====== Stored records

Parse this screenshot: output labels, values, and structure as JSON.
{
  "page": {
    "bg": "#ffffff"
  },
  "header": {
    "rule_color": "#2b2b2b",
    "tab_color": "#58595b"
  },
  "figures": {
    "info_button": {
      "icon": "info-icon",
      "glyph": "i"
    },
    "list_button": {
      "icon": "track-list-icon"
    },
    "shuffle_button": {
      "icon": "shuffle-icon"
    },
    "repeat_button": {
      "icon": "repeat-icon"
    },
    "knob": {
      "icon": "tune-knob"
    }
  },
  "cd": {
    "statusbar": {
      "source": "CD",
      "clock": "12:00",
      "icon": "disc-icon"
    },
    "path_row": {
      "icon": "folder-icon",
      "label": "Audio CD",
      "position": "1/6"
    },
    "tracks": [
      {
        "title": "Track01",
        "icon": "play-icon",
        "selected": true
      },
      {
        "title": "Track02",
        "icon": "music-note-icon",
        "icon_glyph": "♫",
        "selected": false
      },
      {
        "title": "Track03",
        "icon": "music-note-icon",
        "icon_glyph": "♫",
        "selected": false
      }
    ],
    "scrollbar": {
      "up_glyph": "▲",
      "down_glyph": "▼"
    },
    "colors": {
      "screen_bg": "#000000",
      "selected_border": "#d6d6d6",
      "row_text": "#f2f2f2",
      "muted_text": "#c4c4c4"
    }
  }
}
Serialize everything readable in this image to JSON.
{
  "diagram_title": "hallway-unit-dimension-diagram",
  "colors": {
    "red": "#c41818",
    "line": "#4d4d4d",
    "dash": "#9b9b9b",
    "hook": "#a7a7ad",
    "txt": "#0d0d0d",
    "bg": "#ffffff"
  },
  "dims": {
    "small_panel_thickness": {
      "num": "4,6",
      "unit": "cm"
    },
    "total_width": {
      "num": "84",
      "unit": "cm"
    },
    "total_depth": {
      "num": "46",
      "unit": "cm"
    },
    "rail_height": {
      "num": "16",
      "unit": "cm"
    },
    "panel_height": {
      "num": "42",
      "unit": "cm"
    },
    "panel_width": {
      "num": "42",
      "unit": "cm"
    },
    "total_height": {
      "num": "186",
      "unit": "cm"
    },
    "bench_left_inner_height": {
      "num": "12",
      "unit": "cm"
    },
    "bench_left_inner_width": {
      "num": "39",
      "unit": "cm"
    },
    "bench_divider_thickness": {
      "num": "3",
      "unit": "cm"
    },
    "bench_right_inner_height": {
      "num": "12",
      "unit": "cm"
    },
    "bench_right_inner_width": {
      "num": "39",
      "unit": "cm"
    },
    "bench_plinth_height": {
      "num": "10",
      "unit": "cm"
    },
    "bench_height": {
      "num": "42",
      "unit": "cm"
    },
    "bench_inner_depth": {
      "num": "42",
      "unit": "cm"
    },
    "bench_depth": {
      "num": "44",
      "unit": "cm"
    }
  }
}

============

* _Your task_: Copy out the full material exactly as it appears.

* _Task result_:
Parse this screenshot: output labels, values, and structure as JSON.
{
  "page": {
    "bg": "#ffffff"
  },
  "header": {
    "rule_color": "#2b2b2b",
    "tab_color": "#58595b"
  },
  "figures": {
    "info_button": {
      "icon": "info-icon",
      "glyph": "i"
    },
    "list_button": {
      "icon": "track-list-icon"
    },
    "shuffle_button": {
      "icon": "shuffle-icon"
    },
    "repeat_button": {
      "icon": "repeat-icon"
    },
    "knob": {
      "icon": "tune-knob"
    }
  },
  "cd": {
    "statusbar": {
      "source": "CD",
      "clock": "12:00",
      "icon": "disc-icon"
    },
    "path_row": {
      "icon": "folder-icon",
      "label": "Audio CD",
      "position": "1/6"
    },
    "tracks": [
      {
        "title": "Track01",
        "icon": "play-icon",
        "selected": true
      },
      {
        "title": "Track02",
        "icon": "music-note-icon",
        "icon_glyph": "♫",
        "selected": false
      },
      {
        "title": "Track03",
        "icon": "music-note-icon",
        "icon_glyph": "♫",
        "selected": false
      }
    ],
    "scrollbar": {
      "up_glyph": "▲",
      "down_glyph": "▼"
    },
    "colors": {
      "screen_bg": "#000000",
      "selected_border": "#d6d6d6",
      "row_text": "#f2f2f2",
      "muted_text": "#c4c4c4"
    }
  }
}
Serialize everything readable in this image to JSON.
{
  "diagram_title": "hallway-unit-dimension-diagram",
  "colors": {
    "red": "#c41818",
    "line": "#4d4d4d",
    "dash": "#9b9b9b",
    "hook": "#a7a7ad",
    "txt": "#0d0d0d",
    "bg": "#ffffff"
  },
  "dims": {
    "small_panel_thickness": {
      "num": "4,6",
      "unit": "cm"
    },
    "total_width": {
      "num": "84",
      "unit": "cm"
    },
    "total_depth": {
      "num": "46",
      "unit": "cm"
    },
    "rail_height": {
      "num": "16",
      "unit": "cm"
    },
    "panel_height": {
      "num": "42",
      "unit": "cm"
    },
    "panel_width": {
      "num": "42",
      "unit": "cm"
    },
    "total_height": {
      "num": "186",
      "unit": "cm"
    },
    "bench_left_inner_height": {
      "num": "12",
      "unit": "cm"
    },
    "bench_left_inner_width": {
      "num": "39",
      "unit": "cm"
    },
    "bench_divider_thickness": {
      "num": "3",
      "unit": "cm"
    },
    "bench_right_inner_height": {
      "num": "12",
      "unit": "cm"
    },
    "bench_right_inner_width": {
      "num": "39",
      "unit": "cm"
    },
    "bench_plinth_height": {
      "num": "10",
      "unit": "cm"
    },
    "bench_height": {
      "num": "42",
      "unit": "cm"
    },
    "bench_inner_depth": {
      "num": "42",
      "unit": "cm"
    },
    "bench_depth": {
      "num": "44",
      "unit": "cm"
    }
  }
}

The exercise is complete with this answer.